• Work instructions: Starting at the beginning of the material and ending at the line that contains "record-created: 07/27/2021 4:57:58", rewrite those lines with "service-name" replaced by "service-label" and everything else unchanged.

• Listing:
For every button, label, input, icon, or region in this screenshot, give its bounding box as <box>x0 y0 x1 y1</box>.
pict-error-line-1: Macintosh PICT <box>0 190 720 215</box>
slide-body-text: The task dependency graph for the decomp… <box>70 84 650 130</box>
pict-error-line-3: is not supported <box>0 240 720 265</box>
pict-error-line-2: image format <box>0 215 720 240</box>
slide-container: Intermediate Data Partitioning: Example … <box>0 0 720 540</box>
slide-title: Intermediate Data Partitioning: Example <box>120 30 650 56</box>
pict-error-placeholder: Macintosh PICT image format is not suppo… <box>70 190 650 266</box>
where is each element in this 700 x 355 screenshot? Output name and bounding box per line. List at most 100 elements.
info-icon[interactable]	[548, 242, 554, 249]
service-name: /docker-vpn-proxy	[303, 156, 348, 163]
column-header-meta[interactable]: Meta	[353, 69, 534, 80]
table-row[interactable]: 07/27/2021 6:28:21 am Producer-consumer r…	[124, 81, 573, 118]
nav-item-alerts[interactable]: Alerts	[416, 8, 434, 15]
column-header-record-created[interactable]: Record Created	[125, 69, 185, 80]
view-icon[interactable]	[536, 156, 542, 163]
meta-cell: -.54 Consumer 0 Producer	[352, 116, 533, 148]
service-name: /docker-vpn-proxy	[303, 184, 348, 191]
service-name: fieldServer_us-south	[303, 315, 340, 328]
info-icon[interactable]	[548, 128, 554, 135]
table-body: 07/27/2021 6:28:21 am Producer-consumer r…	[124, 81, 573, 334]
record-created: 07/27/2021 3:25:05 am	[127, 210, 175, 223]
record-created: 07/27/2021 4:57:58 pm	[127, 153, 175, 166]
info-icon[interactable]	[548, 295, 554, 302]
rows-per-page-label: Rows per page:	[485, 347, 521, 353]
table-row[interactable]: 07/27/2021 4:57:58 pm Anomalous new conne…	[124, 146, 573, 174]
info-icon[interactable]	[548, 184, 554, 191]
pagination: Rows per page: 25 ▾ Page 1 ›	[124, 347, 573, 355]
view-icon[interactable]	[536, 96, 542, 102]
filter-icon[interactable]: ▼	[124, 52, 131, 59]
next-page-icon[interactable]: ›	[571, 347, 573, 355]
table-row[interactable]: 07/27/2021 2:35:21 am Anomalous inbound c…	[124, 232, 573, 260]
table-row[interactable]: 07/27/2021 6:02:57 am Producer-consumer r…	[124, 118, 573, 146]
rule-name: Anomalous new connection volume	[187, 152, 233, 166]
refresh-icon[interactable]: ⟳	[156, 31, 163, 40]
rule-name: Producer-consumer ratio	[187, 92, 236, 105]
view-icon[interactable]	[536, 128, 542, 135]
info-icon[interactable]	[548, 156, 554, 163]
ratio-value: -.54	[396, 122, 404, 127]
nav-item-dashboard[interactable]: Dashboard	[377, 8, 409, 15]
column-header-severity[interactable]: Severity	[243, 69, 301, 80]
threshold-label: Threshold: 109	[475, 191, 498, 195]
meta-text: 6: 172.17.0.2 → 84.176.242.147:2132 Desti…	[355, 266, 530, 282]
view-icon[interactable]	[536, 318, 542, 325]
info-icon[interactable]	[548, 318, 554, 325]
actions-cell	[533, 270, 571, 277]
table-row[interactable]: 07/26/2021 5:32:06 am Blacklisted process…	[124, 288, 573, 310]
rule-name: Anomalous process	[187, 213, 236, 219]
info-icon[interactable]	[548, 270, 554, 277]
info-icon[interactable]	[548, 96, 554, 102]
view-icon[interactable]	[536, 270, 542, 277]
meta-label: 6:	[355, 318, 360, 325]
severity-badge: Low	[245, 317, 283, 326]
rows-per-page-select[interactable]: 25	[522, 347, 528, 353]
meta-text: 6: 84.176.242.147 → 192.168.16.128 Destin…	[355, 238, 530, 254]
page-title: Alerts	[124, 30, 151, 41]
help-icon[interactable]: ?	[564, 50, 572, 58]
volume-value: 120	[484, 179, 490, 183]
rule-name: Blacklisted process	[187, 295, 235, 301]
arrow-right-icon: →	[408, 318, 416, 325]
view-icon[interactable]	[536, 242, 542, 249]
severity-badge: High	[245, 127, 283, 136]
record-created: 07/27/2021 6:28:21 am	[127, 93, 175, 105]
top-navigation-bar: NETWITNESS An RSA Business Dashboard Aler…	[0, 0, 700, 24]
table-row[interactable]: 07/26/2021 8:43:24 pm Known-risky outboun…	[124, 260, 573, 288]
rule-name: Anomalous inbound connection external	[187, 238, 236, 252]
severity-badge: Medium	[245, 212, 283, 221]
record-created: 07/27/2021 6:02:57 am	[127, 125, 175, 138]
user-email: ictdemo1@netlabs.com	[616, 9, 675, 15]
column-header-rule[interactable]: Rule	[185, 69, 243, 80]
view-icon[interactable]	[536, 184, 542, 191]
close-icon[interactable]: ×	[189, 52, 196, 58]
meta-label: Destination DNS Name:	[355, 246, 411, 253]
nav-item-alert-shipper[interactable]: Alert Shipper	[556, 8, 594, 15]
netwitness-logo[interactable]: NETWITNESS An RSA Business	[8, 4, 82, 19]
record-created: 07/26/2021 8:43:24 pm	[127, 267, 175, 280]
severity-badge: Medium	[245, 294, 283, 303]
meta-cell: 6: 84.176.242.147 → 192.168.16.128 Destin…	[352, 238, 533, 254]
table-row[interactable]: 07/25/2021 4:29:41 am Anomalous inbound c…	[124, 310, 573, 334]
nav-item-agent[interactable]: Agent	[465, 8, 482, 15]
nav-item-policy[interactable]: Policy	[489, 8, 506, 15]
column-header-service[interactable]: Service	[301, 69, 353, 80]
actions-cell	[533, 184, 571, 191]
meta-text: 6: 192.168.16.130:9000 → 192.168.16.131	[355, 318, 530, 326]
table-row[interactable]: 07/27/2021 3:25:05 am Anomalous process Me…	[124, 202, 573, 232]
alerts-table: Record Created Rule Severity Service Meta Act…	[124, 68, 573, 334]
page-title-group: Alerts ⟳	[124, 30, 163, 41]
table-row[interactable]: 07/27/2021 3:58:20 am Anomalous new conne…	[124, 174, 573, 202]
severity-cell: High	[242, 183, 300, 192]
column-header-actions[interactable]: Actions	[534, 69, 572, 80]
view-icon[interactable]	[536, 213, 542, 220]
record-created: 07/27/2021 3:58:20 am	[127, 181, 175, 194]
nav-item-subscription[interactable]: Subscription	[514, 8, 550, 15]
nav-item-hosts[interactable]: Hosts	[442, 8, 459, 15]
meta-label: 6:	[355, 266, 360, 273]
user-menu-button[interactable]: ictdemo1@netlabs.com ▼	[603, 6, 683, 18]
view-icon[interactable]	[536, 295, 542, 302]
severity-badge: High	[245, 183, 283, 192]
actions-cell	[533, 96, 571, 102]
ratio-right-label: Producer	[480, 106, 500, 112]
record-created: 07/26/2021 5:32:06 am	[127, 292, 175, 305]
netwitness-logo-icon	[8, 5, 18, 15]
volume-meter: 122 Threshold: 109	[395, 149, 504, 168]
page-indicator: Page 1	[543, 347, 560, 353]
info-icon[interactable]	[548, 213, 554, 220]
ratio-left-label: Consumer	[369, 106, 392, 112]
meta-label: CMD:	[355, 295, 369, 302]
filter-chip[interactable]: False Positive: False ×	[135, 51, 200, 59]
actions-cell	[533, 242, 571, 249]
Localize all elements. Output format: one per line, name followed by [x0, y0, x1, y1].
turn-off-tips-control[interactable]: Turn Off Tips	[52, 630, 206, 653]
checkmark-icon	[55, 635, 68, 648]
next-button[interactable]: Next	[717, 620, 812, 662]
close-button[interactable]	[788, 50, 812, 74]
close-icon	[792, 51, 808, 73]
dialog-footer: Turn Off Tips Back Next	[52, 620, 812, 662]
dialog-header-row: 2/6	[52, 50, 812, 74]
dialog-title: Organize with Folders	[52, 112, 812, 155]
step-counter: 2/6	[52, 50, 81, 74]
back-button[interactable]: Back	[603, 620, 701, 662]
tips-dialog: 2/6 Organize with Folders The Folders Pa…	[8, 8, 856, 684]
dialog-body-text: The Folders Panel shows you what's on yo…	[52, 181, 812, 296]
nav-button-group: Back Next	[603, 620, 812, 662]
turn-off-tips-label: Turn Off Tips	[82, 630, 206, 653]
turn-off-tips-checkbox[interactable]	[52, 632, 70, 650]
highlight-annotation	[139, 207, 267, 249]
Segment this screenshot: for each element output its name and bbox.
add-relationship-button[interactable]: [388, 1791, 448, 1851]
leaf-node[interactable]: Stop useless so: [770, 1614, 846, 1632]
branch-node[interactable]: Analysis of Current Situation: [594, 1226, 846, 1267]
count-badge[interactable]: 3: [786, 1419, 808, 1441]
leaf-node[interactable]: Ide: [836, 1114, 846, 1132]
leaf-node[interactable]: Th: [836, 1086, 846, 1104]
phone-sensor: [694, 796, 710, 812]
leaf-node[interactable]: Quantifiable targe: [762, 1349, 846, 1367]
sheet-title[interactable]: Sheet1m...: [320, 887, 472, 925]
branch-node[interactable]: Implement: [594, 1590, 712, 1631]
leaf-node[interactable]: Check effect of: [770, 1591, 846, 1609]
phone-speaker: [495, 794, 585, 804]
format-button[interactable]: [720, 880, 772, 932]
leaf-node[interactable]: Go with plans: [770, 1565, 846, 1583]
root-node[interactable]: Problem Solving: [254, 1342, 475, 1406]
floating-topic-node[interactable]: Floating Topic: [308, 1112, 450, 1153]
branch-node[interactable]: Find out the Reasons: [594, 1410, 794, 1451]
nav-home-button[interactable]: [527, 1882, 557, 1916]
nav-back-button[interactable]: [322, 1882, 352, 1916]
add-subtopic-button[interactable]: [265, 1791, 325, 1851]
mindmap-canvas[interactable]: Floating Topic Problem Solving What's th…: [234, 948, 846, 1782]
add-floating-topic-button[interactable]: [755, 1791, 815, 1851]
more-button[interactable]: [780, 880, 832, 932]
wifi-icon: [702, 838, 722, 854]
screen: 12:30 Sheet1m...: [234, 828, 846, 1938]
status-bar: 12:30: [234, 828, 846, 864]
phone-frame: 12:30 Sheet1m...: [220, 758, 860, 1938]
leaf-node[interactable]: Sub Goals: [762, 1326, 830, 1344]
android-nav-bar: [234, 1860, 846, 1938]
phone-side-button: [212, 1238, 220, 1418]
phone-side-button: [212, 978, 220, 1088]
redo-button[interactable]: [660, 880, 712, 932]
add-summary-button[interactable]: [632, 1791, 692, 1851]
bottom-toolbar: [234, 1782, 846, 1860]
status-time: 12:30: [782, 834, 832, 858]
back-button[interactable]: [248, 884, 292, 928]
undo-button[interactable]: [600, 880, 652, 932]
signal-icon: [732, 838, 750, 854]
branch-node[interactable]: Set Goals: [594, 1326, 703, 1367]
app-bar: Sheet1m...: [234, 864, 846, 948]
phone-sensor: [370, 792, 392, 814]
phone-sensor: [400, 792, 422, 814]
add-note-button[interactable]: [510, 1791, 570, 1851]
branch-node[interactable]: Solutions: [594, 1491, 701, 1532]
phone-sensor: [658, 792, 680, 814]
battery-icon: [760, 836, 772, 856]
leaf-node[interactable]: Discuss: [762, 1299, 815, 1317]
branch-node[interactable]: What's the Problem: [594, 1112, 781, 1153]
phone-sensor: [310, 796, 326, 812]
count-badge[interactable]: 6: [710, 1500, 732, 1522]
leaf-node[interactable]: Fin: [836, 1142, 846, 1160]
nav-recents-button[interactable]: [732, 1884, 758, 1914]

• Written response:
For every button, label, input, icon, or region in this screenshot, give its bounding box as <box>x0 y0 x1 y1</box>.
pict-error-line-1: Macintosh PICT <box>0 190 720 215</box>
slide-body-text: The task dependency graph for the decomp… <box>70 84 650 130</box>
pict-error-line-3: is not supported <box>0 240 720 265</box>
pict-error-line-2: image format <box>0 215 720 240</box>
slide-container: Intermediate Data Partitioning: Example … <box>0 0 720 540</box>
slide-title: Intermediate Data Partitioning: Example <box>120 30 650 56</box>
pict-error-placeholder: Macintosh PICT image format is not suppo… <box>70 190 650 266</box>
where is each element in this 700 x 355 screenshot? Output name and bounding box per line. List at most 100 elements.
info-icon[interactable]	[548, 242, 554, 249]
service-label: /docker-vpn-proxy	[303, 156, 348, 163]
column-header-meta[interactable]: Meta	[353, 69, 534, 80]
table-row[interactable]: 07/27/2021 6:28:21 am Producer-consumer r…	[124, 81, 573, 118]
nav-item-alerts[interactable]: Alerts	[416, 8, 434, 15]
column-header-record-created[interactable]: Record Created	[125, 69, 185, 80]
view-icon[interactable]	[536, 156, 542, 163]
meta-cell: -.54 Consumer 0 Producer	[352, 116, 533, 148]
service-label: /docker-vpn-proxy	[303, 184, 348, 191]
service-label: fieldServer_us-south	[303, 315, 340, 328]
info-icon[interactable]	[548, 128, 554, 135]
table-body: 07/27/2021 6:28:21 am Producer-consumer r…	[124, 81, 573, 334]
record-created: 07/27/2021 3:25:05 am	[127, 210, 175, 223]
record-created: 07/27/2021 4:57:58 pm	[127, 153, 175, 166]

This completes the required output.